Entries start

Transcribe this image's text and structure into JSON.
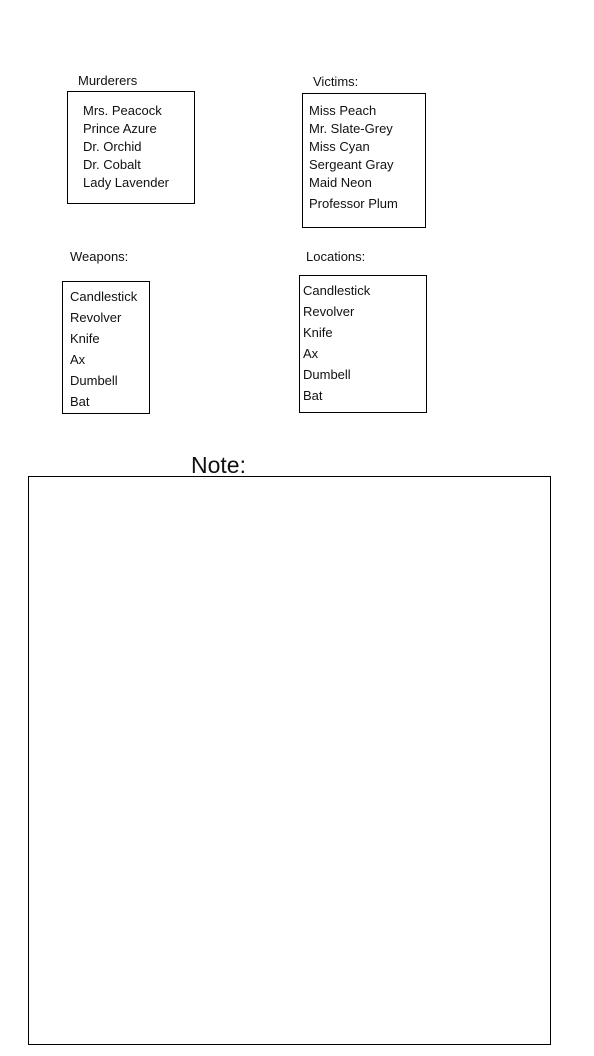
{
  "murderers": {
    "title": "Murderers",
    "items": [
      "Mrs. Peacock",
      "Prince Azure",
      "Dr. Orchid",
      "Dr. Cobalt",
      "Lady Lavender"
    ]
  },
  "victims": {
    "title": "Victims:",
    "items": [
      "Miss Peach",
      "Mr. Slate-Grey",
      "Miss Cyan",
      "Sergeant Gray",
      "Maid Neon",
      "Professor Plum"
    ]
  },
  "weapons": {
    "title": "Weapons:",
    "items": [
      "Candlestick",
      "Revolver",
      "Knife",
      "Ax",
      "Dumbell",
      "Bat"
    ]
  },
  "locations": {
    "title": "Locations:",
    "items": [
      "Candlestick",
      "Revolver",
      "Knife",
      "Ax",
      "Dumbell",
      "Bat"
    ]
  },
  "note": {
    "title": "Note:",
    "content": ""
  }
}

Entries end

Request:
Leave the pictures out and copy the rest of the data exactly.

Result:
Transcribe this image's text and structure into JSON.
{
  "murderers": {
    "title": "Murderers",
    "items": [
      "Mrs. Peacock",
      "Prince Azure",
      "Dr. Orchid",
      "Dr. Cobalt",
      "Lady Lavender"
    ]
  },
  "victims": {
    "title": "Victims:",
    "items": [
      "Miss Peach",
      "Mr. Slate-Grey",
      "Miss Cyan",
      "Sergeant Gray",
      "Maid Neon",
      "Professor Plum"
    ]
  },
  "weapons": {
    "title": "Weapons:",
    "items": [
      "Candlestick",
      "Revolver",
      "Knife",
      "Ax",
      "Dumbell",
      "Bat"
    ]
  },
  "locations": {
    "title": "Locations:",
    "items": [
      "Candlestick",
      "Revolver",
      "Knife",
      "Ax",
      "Dumbell",
      "Bat"
    ]
  },
  "note": {
    "title": "Note:",
    "content": ""
  }
}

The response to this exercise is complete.